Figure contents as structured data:
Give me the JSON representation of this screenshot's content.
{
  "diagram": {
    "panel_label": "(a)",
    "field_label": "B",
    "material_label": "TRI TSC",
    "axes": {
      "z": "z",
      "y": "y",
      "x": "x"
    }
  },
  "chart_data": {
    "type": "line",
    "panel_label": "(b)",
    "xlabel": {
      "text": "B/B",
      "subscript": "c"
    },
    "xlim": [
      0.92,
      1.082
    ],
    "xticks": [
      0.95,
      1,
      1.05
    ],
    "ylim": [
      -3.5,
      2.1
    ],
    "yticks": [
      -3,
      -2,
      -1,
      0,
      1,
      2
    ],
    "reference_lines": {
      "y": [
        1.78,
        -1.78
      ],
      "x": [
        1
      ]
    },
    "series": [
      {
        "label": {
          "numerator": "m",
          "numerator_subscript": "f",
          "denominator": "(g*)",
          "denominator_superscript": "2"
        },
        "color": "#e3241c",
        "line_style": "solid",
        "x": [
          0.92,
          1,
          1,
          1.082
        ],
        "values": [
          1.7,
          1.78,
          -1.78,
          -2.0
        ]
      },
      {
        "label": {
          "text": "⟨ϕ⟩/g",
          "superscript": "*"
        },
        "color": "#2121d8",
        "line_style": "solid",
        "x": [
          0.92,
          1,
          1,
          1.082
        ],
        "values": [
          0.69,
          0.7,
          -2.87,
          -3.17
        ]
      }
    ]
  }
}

Goal:
Extract the data exactly as given.

Correct output:
Give me the JSON representation of this screenshot's content.
{
  "diagram": {
    "panel_label": "(a)",
    "field_label": "B",
    "material_label": "TRI TSC",
    "axes": {
      "z": "z",
      "y": "y",
      "x": "x"
    }
  },
  "chart_data": {
    "type": "line",
    "panel_label": "(b)",
    "xlabel": {
      "text": "B/B",
      "subscript": "c"
    },
    "xlim": [
      0.92,
      1.082
    ],
    "xticks": [
      0.95,
      1,
      1.05
    ],
    "ylim": [
      -3.5,
      2.1
    ],
    "yticks": [
      -3,
      -2,
      -1,
      0,
      1,
      2
    ],
    "reference_lines": {
      "y": [
        1.78,
        -1.78
      ],
      "x": [
        1
      ]
    },
    "series": [
      {
        "label": {
          "numerator": "m",
          "numerator_subscript": "f",
          "denominator": "(g*)",
          "denominator_superscript": "2"
        },
        "color": "#e3241c",
        "line_style": "solid",
        "x": [
          0.92,
          1,
          1,
          1.082
        ],
        "values": [
          1.7,
          1.78,
          -1.78,
          -2.0
        ]
      },
      {
        "label": {
          "text": "⟨ϕ⟩/g",
          "superscript": "*"
        },
        "color": "#2121d8",
        "line_style": "solid",
        "x": [
          0.92,
          1,
          1,
          1.082
        ],
        "values": [
          0.69,
          0.7,
          -2.87,
          -3.17
        ]
      }
    ]
  }
}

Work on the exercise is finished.